_THE TASK_: Skip the pictures and quote all of the lines exactly.

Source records

------------------------------------

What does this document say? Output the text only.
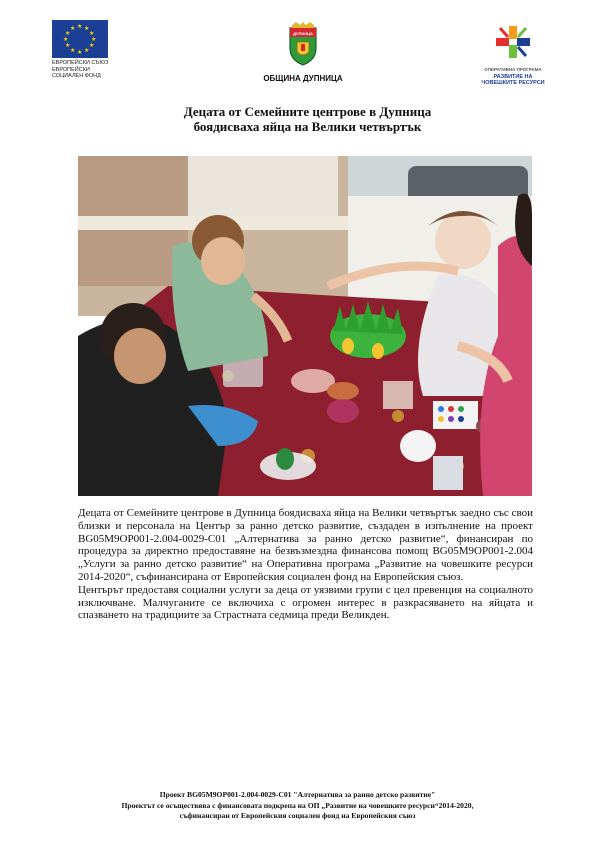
★ ★
★
★
★
★
★
★
★
★
★
★
ЕВРОПЕЙСКИ СЪЮЗ
ЕВРОПЕЙСКИ
СОЦИАЛЕН ФОНД
ДУПНИЦА
ОБЩИНА ДУПНИЦА
ОПЕРАТИВНА ПРОГРАМА
РАЗВИТИЕ НА
ЧОВЕШКИТЕ РЕСУРСИ
Децата от Семейните центрове в Дупница
боядисваха яйца на Велики четвъртък

Децата от Семейните центрове в Дупница боядисваха яйца на Велики четвъртък заедно със свои близки и персонала на Център за ранно детско развитие, създаден в изпълнение на проект BG05M9OP001-2.004-0029-C01 „Алтернатива за ранно детско развитие“, финансиран по процедура за директно предоставяне на безвъзмездна финансова помощ BG05M9OP001-2.004 „Услуги за ранно детско развитие“ на Оперативна програма „Развитие на човешките ресурси 2014-2020“, съфинансирана от Европейския социален фонд на Европейския съюз.

Центърът предоставя социални услуги за деца от уязвими групи с цел превенция на социалното изключване. Малчуганите се включиха с огромен интерес в разкрасяването на яйцата и спазването на традициите за Страстната седмица преди Великден.

Проект BG05M9OP001-2.004-0029-C01 "Алтернатива за ранно детско развитие"
Проектът се осъществява с финансовата подкрепа на ОП „Развитие на човешките ресурси“2014-2020,
съфинансиран от Европейския социален фонд на Европейския съюз
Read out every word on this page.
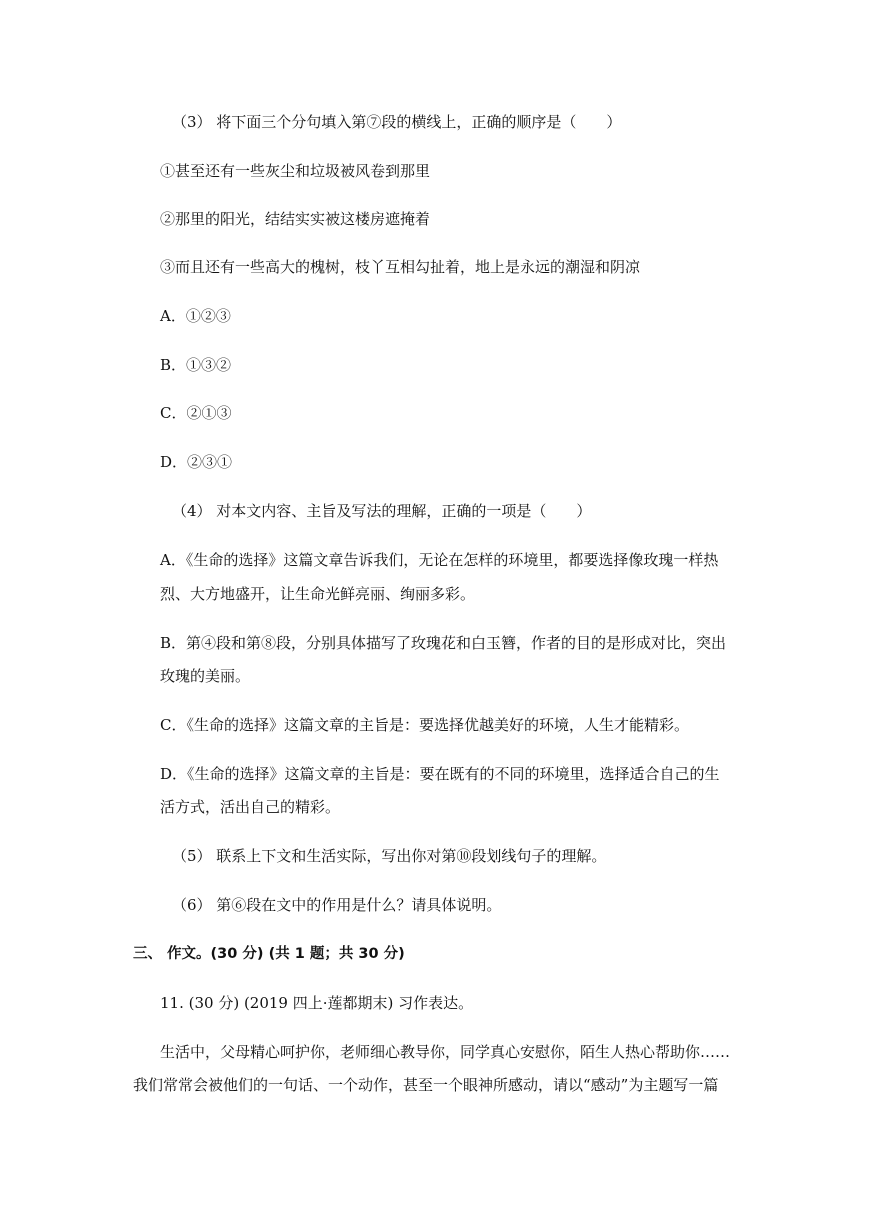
（3） 将下面三个分句填入第⑦段的横线上，正确的顺序是（　　）
①甚至还有一些灰尘和垃圾被风卷到那里
②那里的阳光，结结实实被这楼房遮掩着
③而且还有一些高大的槐树，枝丫互相勾扯着，地上是永远的潮湿和阴凉
A．①②③
B．①③②
C．②①③
D．②③①
（4） 对本文内容、主旨及写法的理解，正确的一项是（　　）
A．《生命的选择》这篇文章告诉我们，无论在怎样的环境里，都要选择像玫瑰一样热
烈、大方地盛开，让生命光鲜亮丽、绚丽多彩。
B．第④段和第⑧段，分别具体描写了玫瑰花和白玉簪，作者的目的是形成对比，突出
玫瑰的美丽。
C．《生命的选择》这篇文章的主旨是：要选择优越美好的环境，人生才能精彩。
D．《生命的选择》这篇文章的主旨是：要在既有的不同的环境里，选择适合自己的生
活方式，活出自己的精彩。
（5） 联系上下文和生活实际，写出你对第⑩段划线句子的理解。
（6） 第⑥段在文中的作用是什么？请具体说明。
三、 作文。(30 分) (共 1 题；共 30 分)
11. (30 分) (2019 四上·莲都期末) 习作表达。
生活中，父母精心呵护你，老师细心教导你，同学真心安慰你，陌生人热心帮助你……
我们常常会被他们的一句话、一个动作，甚至一个眼神所感动，请以“感动”为主题写一篇
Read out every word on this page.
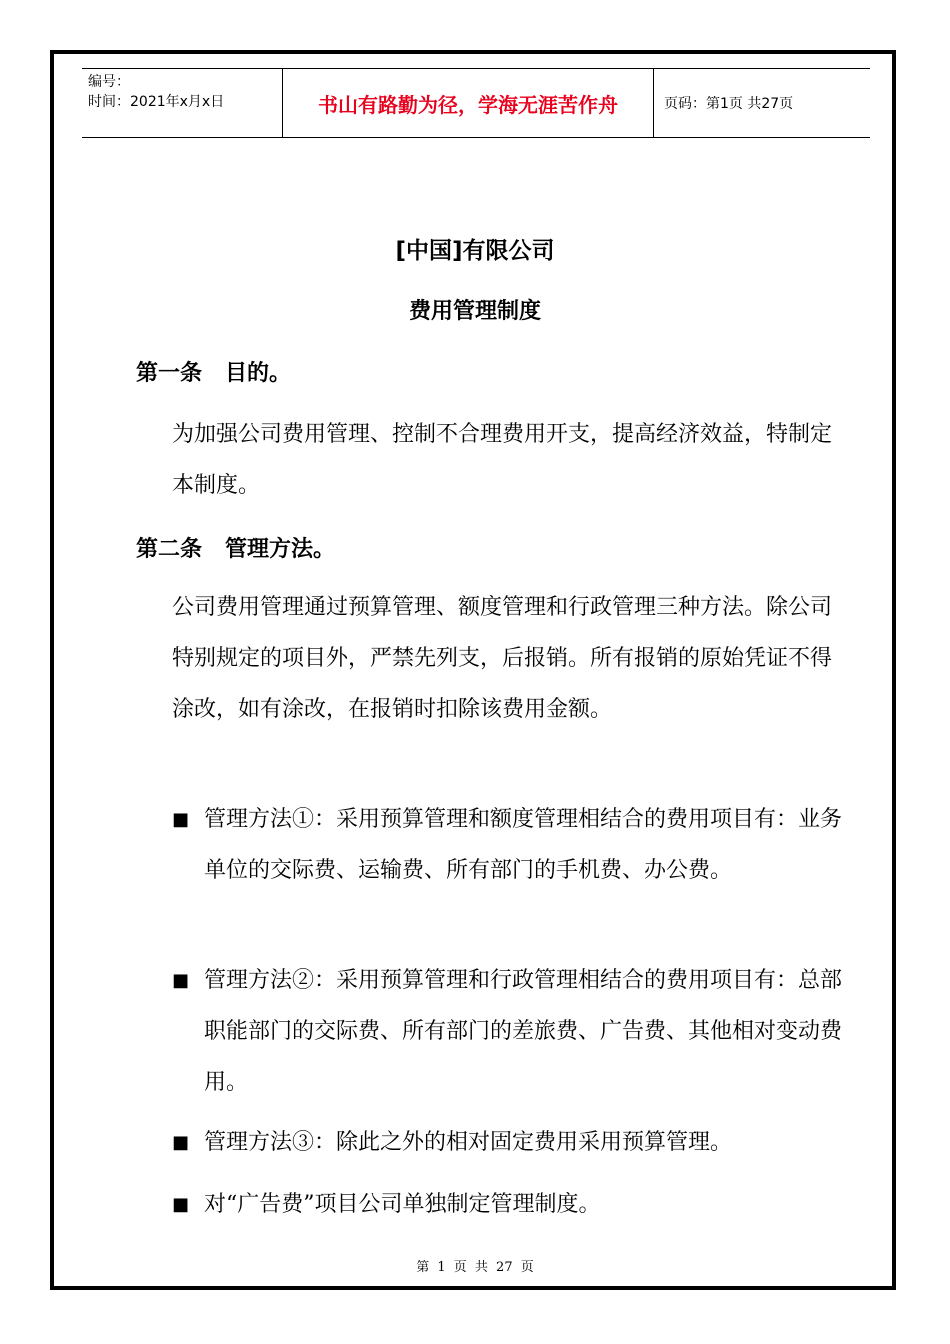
编号：
时间：2021年x月x日	书山有路勤为径，学海无涯苦作舟	页码：第1页 共27页
[中国]有限公司
费用管理制度
第一条   目的。
为加强公司费用管理、控制不合理费用开支，提高经济效益，特制定本制度。
第二条   管理方法。
公司费用管理通过预算管理、额度管理和行政管理三种方法。除公司特别规定的项目外，严禁先列支，后报销。所有报销的原始凭证不得涂改，如有涂改，在报销时扣除该费用金额。
■ 管理方法①：采用预算管理和额度管理相结合的费用项目有：业务单位的交际费、运输费、所有部门的手机费、办公费。
■ 管理方法②：采用预算管理和行政管理相结合的费用项目有：总部职能部门的交际费、所有部门的差旅费、广告费、其他相对变动费用。
■ 管理方法③：除此之外的相对固定费用采用预算管理。
■ 对“广告费”项目公司单独制定管理制度。
第 1 页 共 27 页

------------------------------------

_SOLUTION BELOW_:
What does this document say? Output the text only.
★ ★
★
★
★
★
★
★
★
★
★
★
ЕВРОПЕЙСКИ СЪЮЗ
ЕВРОПЕЙСКИ
СОЦИАЛЕН ФОНД
ДУПНИЦА
ОБЩИНА ДУПНИЦА
ОПЕРАТИВНА ПРОГРАМА
РАЗВИТИЕ НА
ЧОВЕШКИТЕ РЕСУРСИ
Децата от Семейните центрове в Дупница
боядисваха яйца на Велики четвъртък

Децата от Семейните центрове в Дупница боядисваха яйца на Велики четвъртък заедно със свои близки и персонала на Център за ранно детско развитие, създаден в изпълнение на проект BG05M9OP001-2.004-0029-C01 „Алтернатива за ранно детско развитие“, финансиран по процедура за директно предоставяне на безвъзмездна финансова помощ BG05M9OP001-2.004 „Услуги за ранно детско развитие“ на Оперативна програма „Развитие на човешките ресурси 2014-2020“, съфинансирана от Европейския социален фонд на Европейския съюз.

Центърът предоставя социални услуги за деца от уязвими групи с цел превенция на социалното изключване. Малчуганите се включиха с огромен интерес в разкрасяването на яйцата и спазването на традициите за Страстната седмица преди Великден.

Проект BG05M9OP001-2.004-0029-C01 "Алтернатива за ранно детско развитие"
Проектът се осъществява с финансовата подкрепа на ОП „Развитие на човешките ресурси“2014-2020,
съфинансиран от Европейския социален фонд на Европейския съюз
Read out every word on this page.
（3） 将下面三个分句填入第⑦段的横线上，正确的顺序是（　　）
①甚至还有一些灰尘和垃圾被风卷到那里
②那里的阳光，结结实实被这楼房遮掩着
③而且还有一些高大的槐树，枝丫互相勾扯着，地上是永远的潮湿和阴凉
A．①②③
B．①③②
C．②①③
D．②③①
（4） 对本文内容、主旨及写法的理解，正确的一项是（　　）
A．《生命的选择》这篇文章告诉我们，无论在怎样的环境里，都要选择像玫瑰一样热
烈、大方地盛开，让生命光鲜亮丽、绚丽多彩。
B．第④段和第⑧段，分别具体描写了玫瑰花和白玉簪，作者的目的是形成对比，突出
玫瑰的美丽。
C．《生命的选择》这篇文章的主旨是：要选择优越美好的环境，人生才能精彩。
D．《生命的选择》这篇文章的主旨是：要在既有的不同的环境里，选择适合自己的生
活方式，活出自己的精彩。
（5） 联系上下文和生活实际，写出你对第⑩段划线句子的理解。
（6） 第⑥段在文中的作用是什么？请具体说明。
三、 作文。(30 分) (共 1 题；共 30 分)
11. (30 分) (2019 四上·莲都期末) 习作表达。
生活中，父母精心呵护你，老师细心教导你，同学真心安慰你，陌生人热心帮助你……
我们常常会被他们的一句话、一个动作，甚至一个眼神所感动，请以“感动”为主题写一篇
Read out every word on this page.
编号：
时间：2021年x月x日	书山有路勤为径，学海无涯苦作舟	页码：第1页 共27页
[中国]有限公司
费用管理制度
第一条   目的。
为加强公司费用管理、控制不合理费用开支，提高经济效益，特制定本制度。
第二条   管理方法。
公司费用管理通过预算管理、额度管理和行政管理三种方法。除公司特别规定的项目外，严禁先列支，后报销。所有报销的原始凭证不得涂改，如有涂改，在报销时扣除该费用金额。
■ 管理方法①：采用预算管理和额度管理相结合的费用项目有：业务单位的交际费、运输费、所有部门的手机费、办公费。
■ 管理方法②：采用预算管理和行政管理相结合的费用项目有：总部职能部门的交际费、所有部门的差旅费、广告费、其他相对变动费用。
■ 管理方法③：除此之外的相对固定费用采用预算管理。
■ 对“广告费”项目公司单独制定管理制度。
第 1 页 共 27 页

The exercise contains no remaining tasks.